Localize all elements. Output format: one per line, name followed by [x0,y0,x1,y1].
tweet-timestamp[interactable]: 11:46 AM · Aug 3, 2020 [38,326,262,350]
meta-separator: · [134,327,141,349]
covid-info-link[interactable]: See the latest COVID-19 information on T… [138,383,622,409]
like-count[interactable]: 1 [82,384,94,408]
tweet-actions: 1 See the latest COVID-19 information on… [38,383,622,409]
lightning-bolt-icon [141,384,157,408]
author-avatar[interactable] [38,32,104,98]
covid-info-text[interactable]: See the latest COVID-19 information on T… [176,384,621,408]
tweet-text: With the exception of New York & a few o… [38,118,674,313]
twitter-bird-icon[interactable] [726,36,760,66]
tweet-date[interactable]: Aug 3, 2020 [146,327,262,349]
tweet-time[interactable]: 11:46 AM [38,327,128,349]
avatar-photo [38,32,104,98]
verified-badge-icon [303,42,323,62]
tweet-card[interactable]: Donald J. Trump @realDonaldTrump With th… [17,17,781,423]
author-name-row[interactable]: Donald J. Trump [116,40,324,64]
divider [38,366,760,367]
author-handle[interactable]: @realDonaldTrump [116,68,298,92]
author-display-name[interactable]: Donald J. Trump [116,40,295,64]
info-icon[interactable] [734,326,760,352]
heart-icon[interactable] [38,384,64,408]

══════════════════════════════

Could you change every "interactable" in the records above to "clickable" and leave the rest unchanged?

Localize all elements. Output format: one per line, name followed by [x0,y0,x1,y1].
tweet-timestamp[clickable]: 11:46 AM · Aug 3, 2020 [38,326,262,350]
meta-separator: · [134,327,141,349]
covid-info-link[clickable]: See the latest COVID-19 information on T… [138,383,622,409]
like-count[clickable]: 1 [82,384,94,408]
tweet-actions: 1 See the latest COVID-19 information on… [38,383,622,409]
lightning-bolt-icon [141,384,157,408]
author-avatar[clickable] [38,32,104,98]
covid-info-text[clickable]: See the latest COVID-19 information on T… [176,384,621,408]
tweet-text: With the exception of New York & a few o… [38,118,674,313]
twitter-bird-icon[clickable] [726,36,760,66]
tweet-date[clickable]: Aug 3, 2020 [146,327,262,349]
tweet-time[clickable]: 11:46 AM [38,327,128,349]
avatar-photo [38,32,104,98]
verified-badge-icon [303,42,323,62]
tweet-card[clickable]: Donald J. Trump @realDonaldTrump With th… [17,17,781,423]
author-name-row[clickable]: Donald J. Trump [116,40,324,64]
divider [38,366,760,367]
author-handle[clickable]: @realDonaldTrump [116,68,298,92]
author-display-name[clickable]: Donald J. Trump [116,40,295,64]
info-icon[clickable] [734,326,760,352]
heart-icon[clickable] [38,384,64,408]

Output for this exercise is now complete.